Problem requirements: Images are not part of the copy; write out the rest of the data exactly as given.

Rows from a dataset:
^^^^^^^^
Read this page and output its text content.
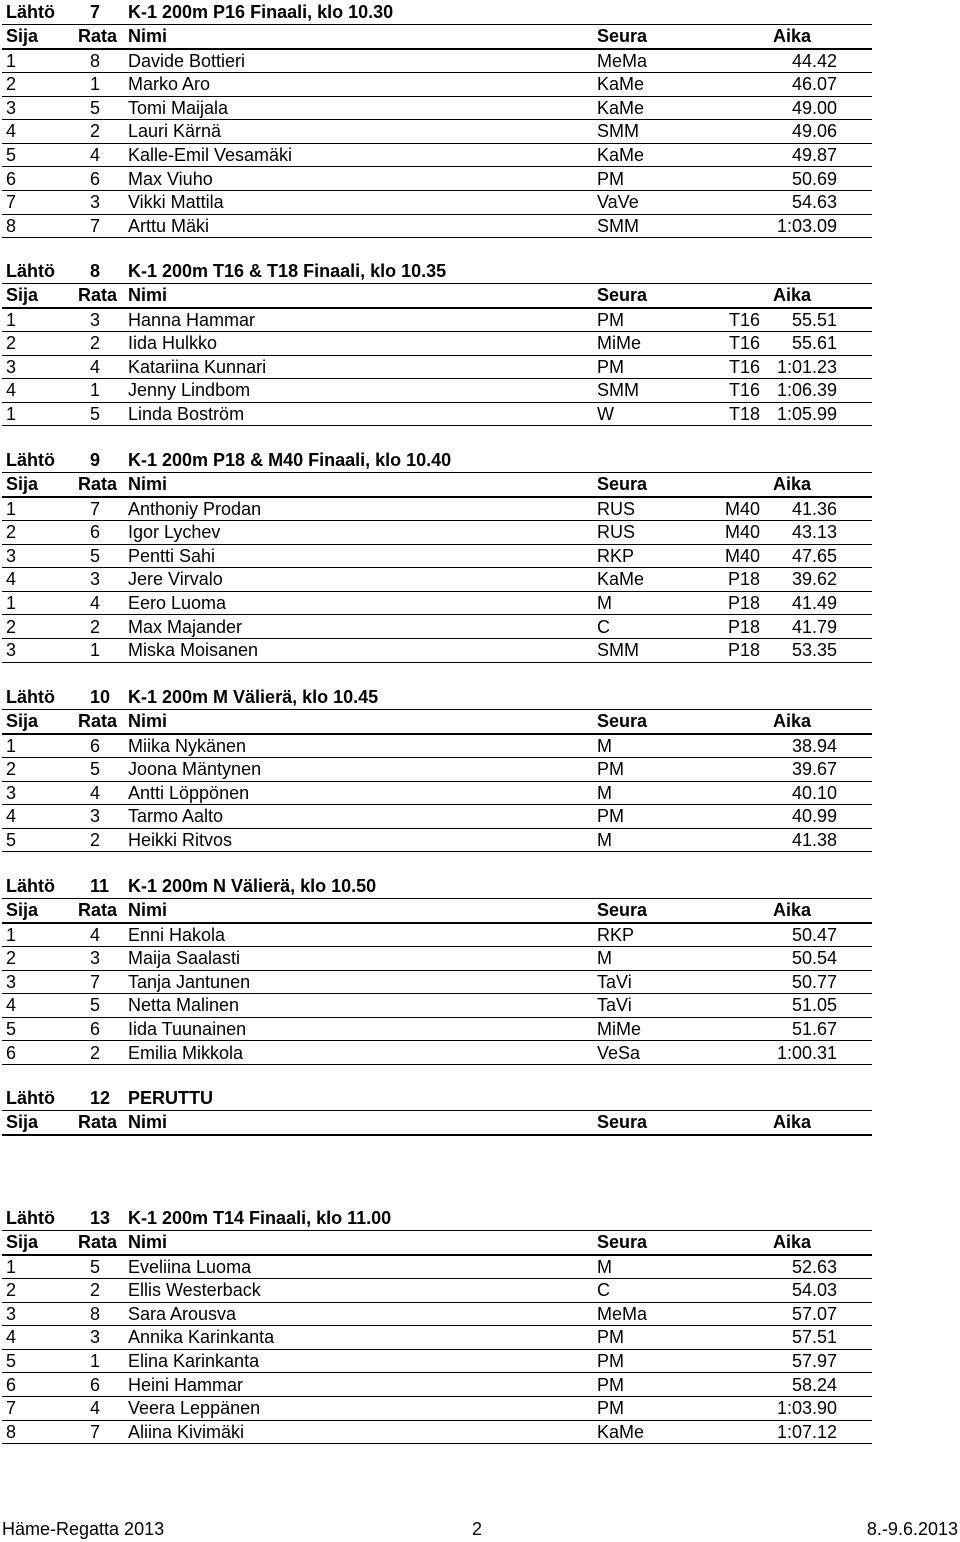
Lähtö 7 K-1 200m P16 Finaali, klo 10.30
Sija Rata Nimi	Seura	Aika
1	8 Davide Bottieri	MeMa	44.42
2	1 Marko Aro	KaMe	46.07
3	5 Tomi Maijala	KaMe	49.00
4	2 Lauri Kärnä	SMM	49.06
5	4 Kalle-Emil Vesamäki	KaMe	49.87
6	6 Max Viuho	PM	50.69
7	3 Vikki Mattila	VaVe	54.63
8	7 Arttu Mäki	SMM	1:03.09
Lähtö 8 K-1 200m T16 & T18 Finaali, klo 10.35
Sija Rata Nimi	Seura	Aika
1	3 Hanna Hammar	PM	T16	55.51
2	2 Iida Hulkko	MiMe	T16	55.61
3	4 Katariina Kunnari	PM	T16 1:01.23
4	1 Jenny Lindbom	SMM	T16 1:06.39
1	5 Linda Boström	W	T18 1:05.99
Lähtö 9 K-1 200m P18 & M40 Finaali, klo 10.40
Sija Rata Nimi	Seura	Aika
1	7 Anthoniy Prodan	RUS	M40	41.36
2	6 Igor Lychev	RUS	M40	43.13
3	5 Pentti Sahi	RKP	M40	47.65
4	3 Jere Virvalo	KaMe	P18	39.62
1	4 Eero Luoma	M	P18	41.49
2	2 Max Majander	C	P18	41.79
3	1 Miska Moisanen	SMM	P18	53.35
Lähtö 10 K-1 200m M Välierä, klo 10.45
Sija Rata Nimi	Seura	Aika
1	6 Miika Nykänen	M	38.94
2	5 Joona Mäntynen	PM	39.67
3	4 Antti Löppönen	M	40.10
4	3 Tarmo Aalto	PM	40.99
5	2 Heikki Ritvos	M	41.38
Lähtö 11 K-1 200m N Välierä, klo 10.50
Sija Rata Nimi	Seura	Aika
1	4 Enni Hakola	RKP	50.47
2	3 Maija Saalasti	M	50.54
3	7 Tanja Jantunen	TaVi	50.77
4	5 Netta Malinen	TaVi	51.05
5	6 Iida Tuunainen	MiMe	51.67
6	2 Emilia Mikkola	VeSa	1:00.31
Lähtö 12 PERUTTU
Sija Rata Nimi	Seura	Aika
Lähtö 13 K-1 200m T14 Finaali, klo 11.00
Sija Rata Nimi	Seura	Aika
1	5 Eveliina Luoma	M	52.63
2	2 Ellis Westerback	C	54.03
3	8 Sara Arousva	MeMa	57.07
4	3 Annika Karinkanta	PM	57.51
5	1 Elina Karinkanta	PM	57.97
6	6 Heini Hammar	PM	58.24
7	4 Veera Leppänen	PM	1:03.90
8	7 Aliina Kivimäki	KaMe	1:07.12
Häme-Regatta 2013	2	8.-9.6.2013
^^^^^^^^
Expected answer:
Read this page and output its text content.
Lähtö 7 K-1 200m P16 Finaali, klo 10.30
Sija Rata Nimi	Seura	Aika
1	8 Davide Bottieri	MeMa	44.42
2	1 Marko Aro	KaMe	46.07
3	5 Tomi Maijala	KaMe	49.00
4	2 Lauri Kärnä	SMM	49.06
5	4 Kalle-Emil Vesamäki	KaMe	49.87
6	6 Max Viuho	PM	50.69
7	3 Vikki Mattila	VaVe	54.63
8	7 Arttu Mäki	SMM	1:03.09
Lähtö 8 K-1 200m T16 & T18 Finaali, klo 10.35
Sija Rata Nimi	Seura	Aika
1	3 Hanna Hammar	PM	T16	55.51
2	2 Iida Hulkko	MiMe	T16	55.61
3	4 Katariina Kunnari	PM	T16 1:01.23
4	1 Jenny Lindbom	SMM	T16 1:06.39
1	5 Linda Boström	W	T18 1:05.99
Lähtö 9 K-1 200m P18 & M40 Finaali, klo 10.40
Sija Rata Nimi	Seura	Aika
1	7 Anthoniy Prodan	RUS	M40	41.36
2	6 Igor Lychev	RUS	M40	43.13
3	5 Pentti Sahi	RKP	M40	47.65
4	3 Jere Virvalo	KaMe	P18	39.62
1	4 Eero Luoma	M	P18	41.49
2	2 Max Majander	C	P18	41.79
3	1 Miska Moisanen	SMM	P18	53.35
Lähtö 10 K-1 200m M Välierä, klo 10.45
Sija Rata Nimi	Seura	Aika
1	6 Miika Nykänen	M	38.94
2	5 Joona Mäntynen	PM	39.67
3	4 Antti Löppönen	M	40.10
4	3 Tarmo Aalto	PM	40.99
5	2 Heikki Ritvos	M	41.38
Lähtö 11 K-1 200m N Välierä, klo 10.50
Sija Rata Nimi	Seura	Aika
1	4 Enni Hakola	RKP	50.47
2	3 Maija Saalasti	M	50.54
3	7 Tanja Jantunen	TaVi	50.77
4	5 Netta Malinen	TaVi	51.05
5	6 Iida Tuunainen	MiMe	51.67
6	2 Emilia Mikkola	VeSa	1:00.31
Lähtö 12 PERUTTU
Sija Rata Nimi	Seura	Aika
Lähtö 13 K-1 200m T14 Finaali, klo 11.00
Sija Rata Nimi	Seura	Aika
1	5 Eveliina Luoma	M	52.63
2	2 Ellis Westerback	C	54.03
3	8 Sara Arousva	MeMa	57.07
4	3 Annika Karinkanta	PM	57.51
5	1 Elina Karinkanta	PM	57.97
6	6 Heini Hammar	PM	58.24
7	4 Veera Leppänen	PM	1:03.90
8	7 Aliina Kivimäki	KaMe	1:07.12
Häme-Regatta 2013	2	8.-9.6.2013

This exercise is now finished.